▶ **Given request**
Reproduce the listing word for word, leaving every picture behind.

▶ **Data for this task**
========

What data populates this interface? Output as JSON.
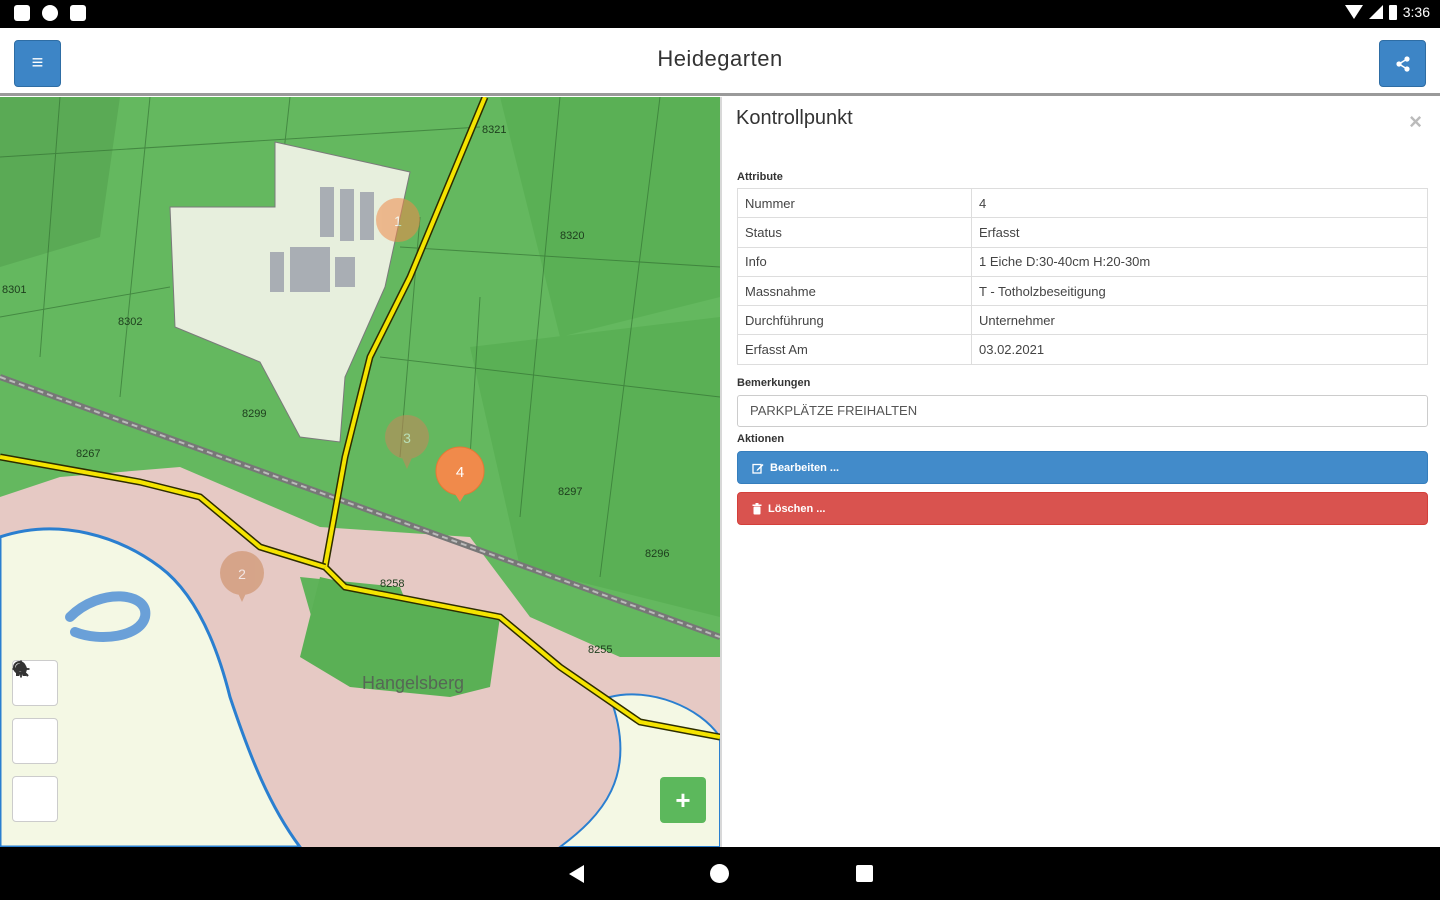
{
  "status_bar": {
    "time": "3:36",
    "icons": [
      "notification-icon",
      "settings-icon",
      "sd-card-icon",
      "wifi-icon",
      "signal-icon",
      "battery-icon"
    ]
  },
  "app_bar": {
    "title": "Heidegarten",
    "menu_icon": "≡",
    "share_icon": "share-icon"
  },
  "map": {
    "markers": [
      {
        "label": "1",
        "state": "faded"
      },
      {
        "label": "3",
        "state": "faded"
      },
      {
        "label": "4",
        "state": "active"
      },
      {
        "label": "2",
        "state": "faded"
      }
    ],
    "parcel_labels": [
      "8321",
      "8320",
      "8302",
      "8299",
      "8297",
      "8296",
      "8258",
      "8255",
      "8267",
      "8301"
    ],
    "place_label": "Hangelsberg",
    "controls": [
      "search-icon",
      "home-icon",
      "locate-icon"
    ],
    "add_icon": "+"
  },
  "panel": {
    "title": "Kontrollpunkt",
    "close_icon": "×",
    "attributes_label": "Attribute",
    "attributes": [
      {
        "key": "Nummer",
        "value": "4"
      },
      {
        "key": "Status",
        "value": "Erfasst"
      },
      {
        "key": "Info",
        "value": "1 Eiche D:30-40cm H:20-30m"
      },
      {
        "key": "Massnahme",
        "value": "T - Totholzbeseitigung"
      },
      {
        "key": "Durchführung",
        "value": "Unternehmer"
      },
      {
        "key": "Erfasst Am",
        "value": "03.02.2021"
      }
    ],
    "remarks_label": "Bemerkungen",
    "remarks_value": "PARKPLÄTZE FREIHALTEN",
    "actions_label": "Aktionen",
    "edit_label": "Bearbeiten ...",
    "delete_label": "Löschen ..."
  },
  "colors": {
    "primary": "#428bca",
    "danger": "#d9534f",
    "success": "#5cb85c",
    "forest": "#64b85f",
    "road": "#f5e400",
    "marker_active": "#f08a4b"
  }
}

========

▶ **Correct answer**
What data populates this interface? Output as JSON.
{
  "status_bar": {
    "time": "3:36",
    "icons": [
      "notification-icon",
      "settings-icon",
      "sd-card-icon",
      "wifi-icon",
      "signal-icon",
      "battery-icon"
    ]
  },
  "app_bar": {
    "title": "Heidegarten",
    "menu_icon": "≡",
    "share_icon": "share-icon"
  },
  "map": {
    "markers": [
      {
        "label": "1",
        "state": "faded"
      },
      {
        "label": "3",
        "state": "faded"
      },
      {
        "label": "4",
        "state": "active"
      },
      {
        "label": "2",
        "state": "faded"
      }
    ],
    "parcel_labels": [
      "8321",
      "8320",
      "8302",
      "8299",
      "8297",
      "8296",
      "8258",
      "8255",
      "8267",
      "8301"
    ],
    "place_label": "Hangelsberg",
    "controls": [
      "search-icon",
      "home-icon",
      "locate-icon"
    ],
    "add_icon": "+"
  },
  "panel": {
    "title": "Kontrollpunkt",
    "close_icon": "×",
    "attributes_label": "Attribute",
    "attributes": [
      {
        "key": "Nummer",
        "value": "4"
      },
      {
        "key": "Status",
        "value": "Erfasst"
      },
      {
        "key": "Info",
        "value": "1 Eiche D:30-40cm H:20-30m"
      },
      {
        "key": "Massnahme",
        "value": "T - Totholzbeseitigung"
      },
      {
        "key": "Durchführung",
        "value": "Unternehmer"
      },
      {
        "key": "Erfasst Am",
        "value": "03.02.2021"
      }
    ],
    "remarks_label": "Bemerkungen",
    "remarks_value": "PARKPLÄTZE FREIHALTEN",
    "actions_label": "Aktionen",
    "edit_label": "Bearbeiten ...",
    "delete_label": "Löschen ..."
  },
  "colors": {
    "primary": "#428bca",
    "danger": "#d9534f",
    "success": "#5cb85c",
    "forest": "#64b85f",
    "road": "#f5e400",
    "marker_active": "#f08a4b"
  }
}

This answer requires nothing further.